◆ **Request**
Retype the records below word for word and omit any image.

-- START OF Given data --

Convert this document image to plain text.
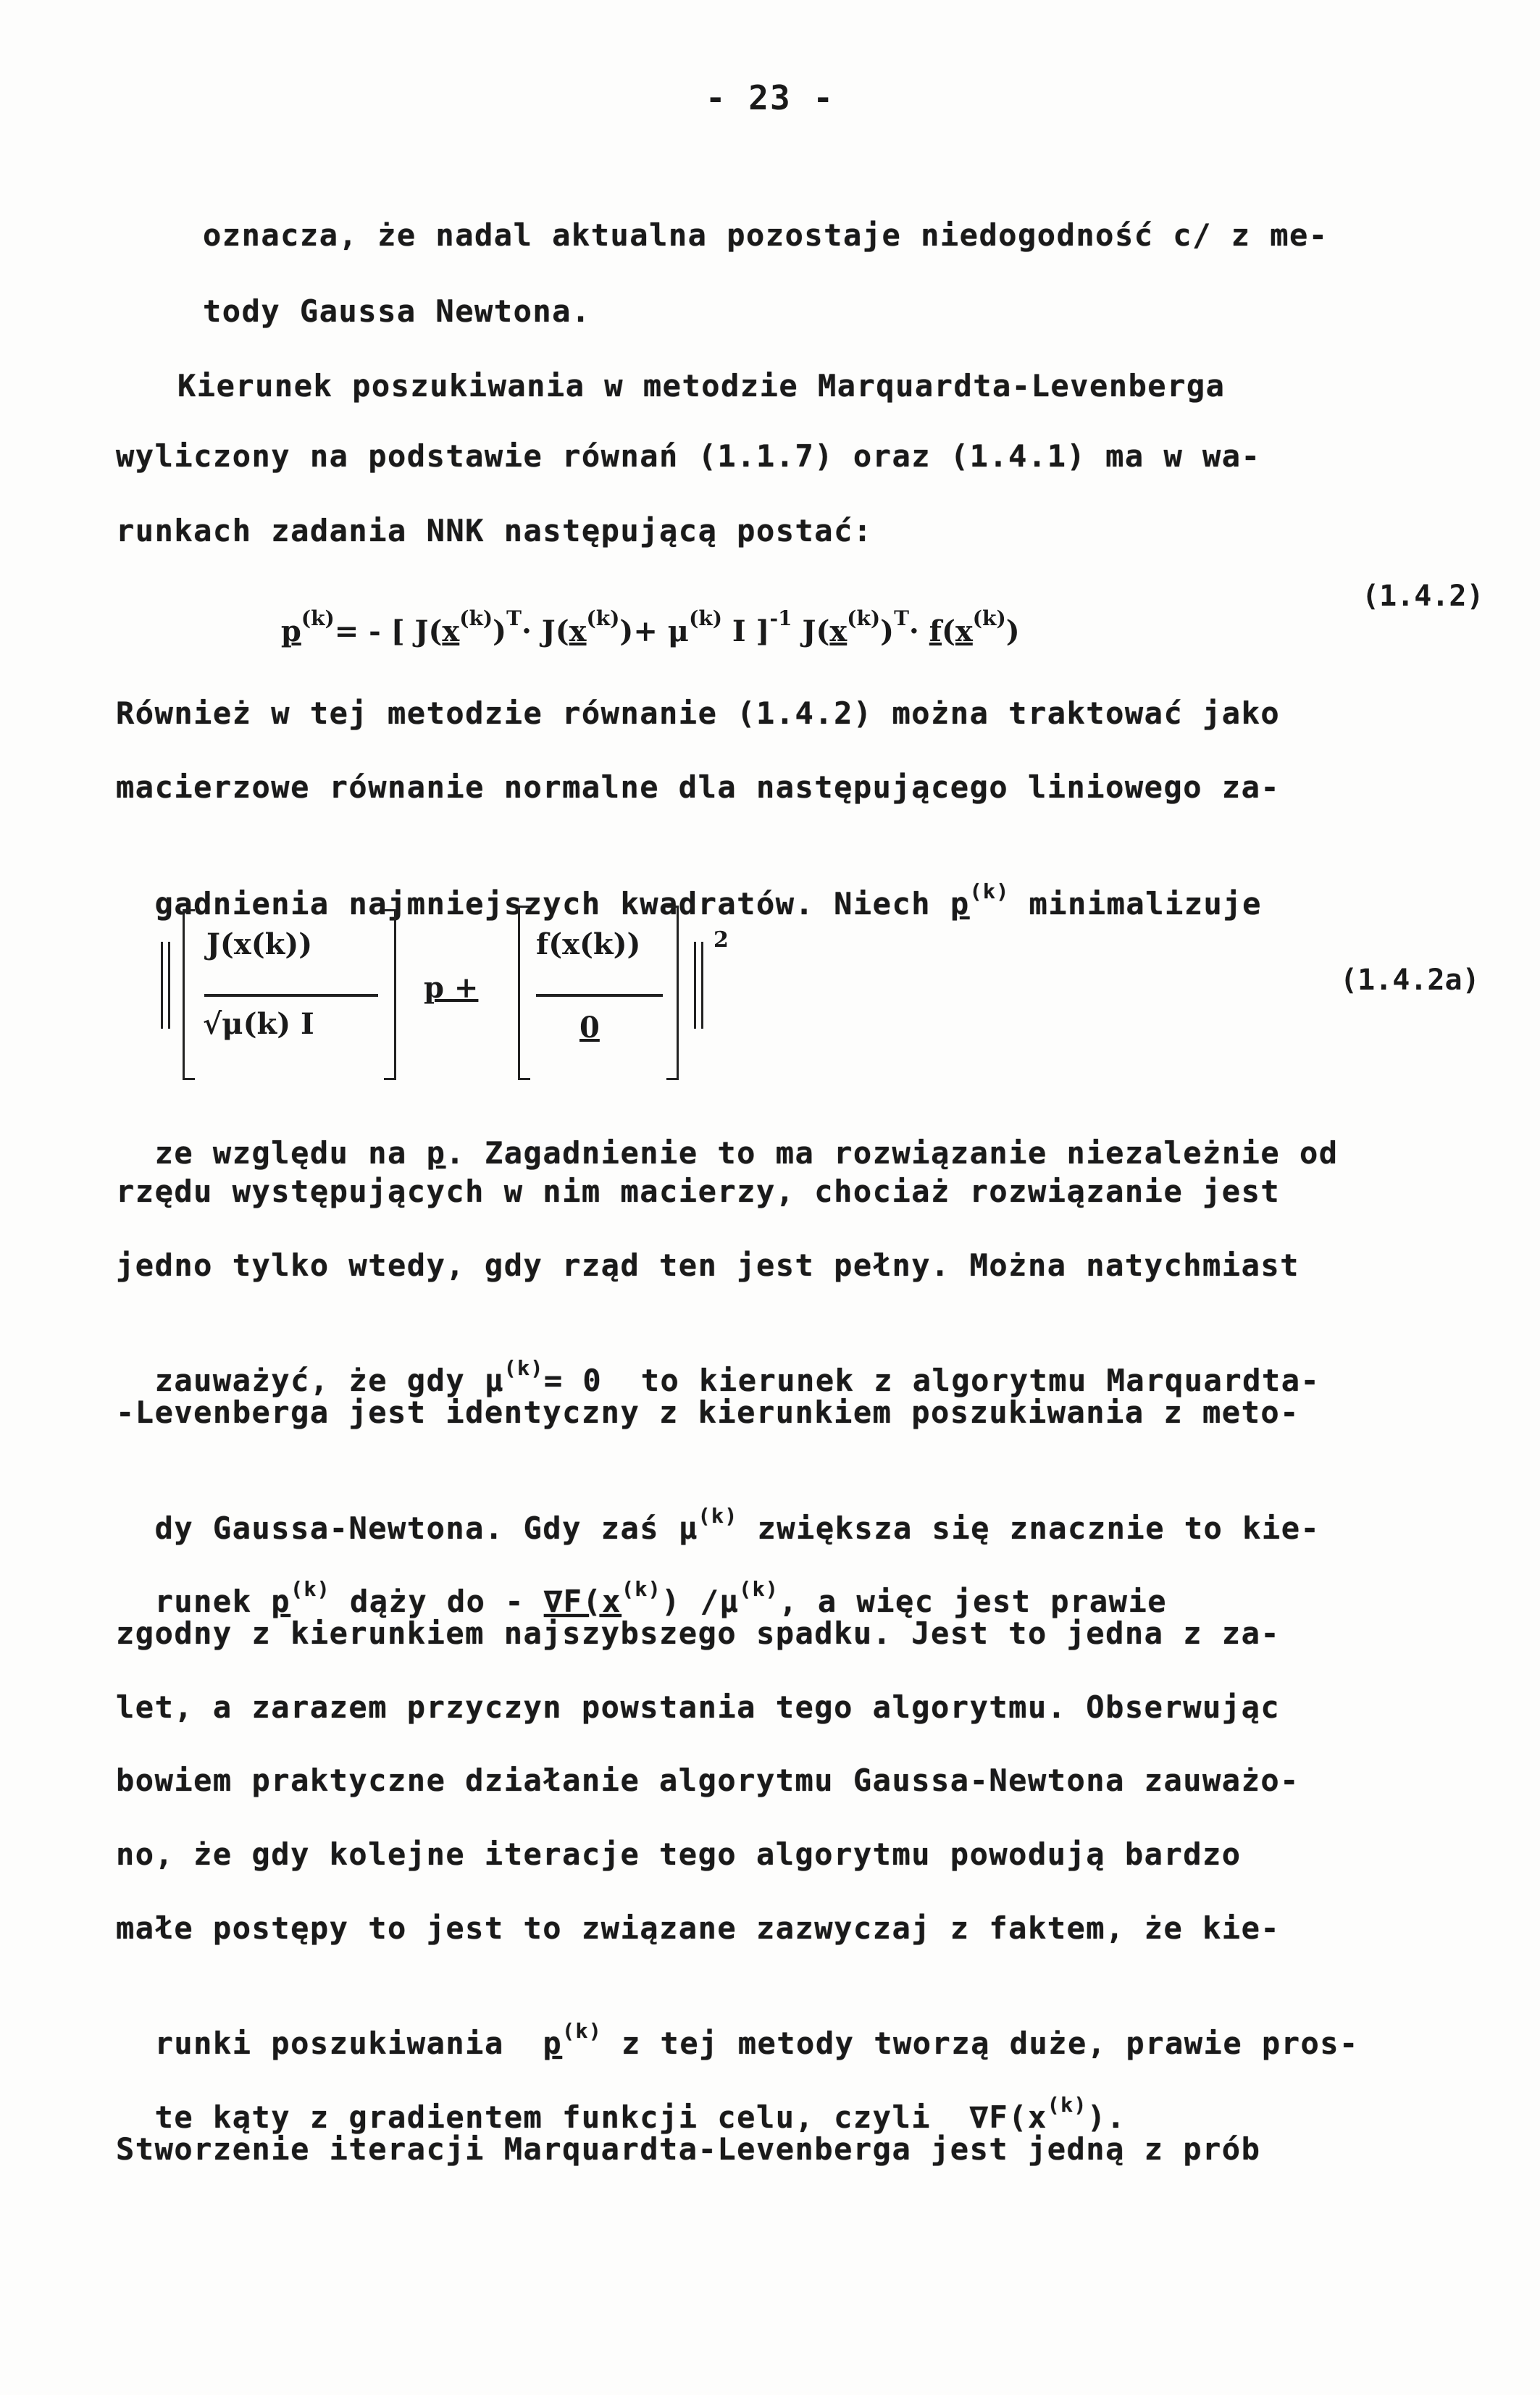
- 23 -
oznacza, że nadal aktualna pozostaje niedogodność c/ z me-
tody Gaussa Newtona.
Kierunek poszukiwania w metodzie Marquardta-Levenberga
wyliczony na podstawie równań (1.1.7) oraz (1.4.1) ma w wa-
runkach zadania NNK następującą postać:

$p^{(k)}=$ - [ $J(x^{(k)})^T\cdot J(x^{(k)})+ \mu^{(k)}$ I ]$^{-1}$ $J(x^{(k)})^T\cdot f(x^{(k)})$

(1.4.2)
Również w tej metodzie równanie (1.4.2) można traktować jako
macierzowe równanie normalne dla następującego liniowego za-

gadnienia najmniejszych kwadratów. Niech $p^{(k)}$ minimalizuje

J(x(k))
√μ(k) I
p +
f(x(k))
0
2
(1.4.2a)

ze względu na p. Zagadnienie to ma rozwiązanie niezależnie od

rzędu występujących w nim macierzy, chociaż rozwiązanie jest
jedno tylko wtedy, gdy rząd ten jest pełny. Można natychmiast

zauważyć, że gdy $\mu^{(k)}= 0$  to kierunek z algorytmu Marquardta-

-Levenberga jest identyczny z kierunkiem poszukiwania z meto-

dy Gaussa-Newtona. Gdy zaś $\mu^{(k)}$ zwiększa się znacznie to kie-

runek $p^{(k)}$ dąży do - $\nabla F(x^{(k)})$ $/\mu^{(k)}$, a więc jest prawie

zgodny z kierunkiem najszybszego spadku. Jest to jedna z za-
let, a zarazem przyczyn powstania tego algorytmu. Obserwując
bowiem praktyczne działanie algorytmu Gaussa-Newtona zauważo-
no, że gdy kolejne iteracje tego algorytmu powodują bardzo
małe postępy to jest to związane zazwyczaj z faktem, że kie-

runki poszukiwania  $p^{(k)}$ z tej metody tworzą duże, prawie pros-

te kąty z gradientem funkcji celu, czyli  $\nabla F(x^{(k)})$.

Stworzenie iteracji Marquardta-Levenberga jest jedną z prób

-- END OF Given data --

◆ **Answer to this exercise**
Convert this document image to plain text.
- 23 -
oznacza, że nadal aktualna pozostaje niedogodność c/ z me-
tody Gaussa Newtona.
Kierunek poszukiwania w metodzie Marquardta-Levenberga
wyliczony na podstawie równań (1.1.7) oraz (1.4.1) ma w wa-
runkach zadania NNK następującą postać:

$p^{(k)}=$ - [ $J(x^{(k)})^T\cdot J(x^{(k)})+ \mu^{(k)}$ I ]$^{-1}$ $J(x^{(k)})^T\cdot f(x^{(k)})$

(1.4.2)
Również w tej metodzie równanie (1.4.2) można traktować jako
macierzowe równanie normalne dla następującego liniowego za-

gadnienia najmniejszych kwadratów. Niech $p^{(k)}$ minimalizuje

J(x(k))
√μ(k) I
p +
f(x(k))
0
2
(1.4.2a)

ze względu na p. Zagadnienie to ma rozwiązanie niezależnie od

rzędu występujących w nim macierzy, chociaż rozwiązanie jest
jedno tylko wtedy, gdy rząd ten jest pełny. Można natychmiast

zauważyć, że gdy $\mu^{(k)}= 0$  to kierunek z algorytmu Marquardta-

-Levenberga jest identyczny z kierunkiem poszukiwania z meto-

dy Gaussa-Newtona. Gdy zaś $\mu^{(k)}$ zwiększa się znacznie to kie-

runek $p^{(k)}$ dąży do - $\nabla F(x^{(k)})$ $/\mu^{(k)}$, a więc jest prawie

zgodny z kierunkiem najszybszego spadku. Jest to jedna z za-
let, a zarazem przyczyn powstania tego algorytmu. Obserwując
bowiem praktyczne działanie algorytmu Gaussa-Newtona zauważo-
no, że gdy kolejne iteracje tego algorytmu powodują bardzo
małe postępy to jest to związane zazwyczaj z faktem, że kie-

runki poszukiwania  $p^{(k)}$ z tej metody tworzą duże, prawie pros-

te kąty z gradientem funkcji celu, czyli  $\nabla F(x^{(k)})$.

Stworzenie iteracji Marquardta-Levenberga jest jedną z prób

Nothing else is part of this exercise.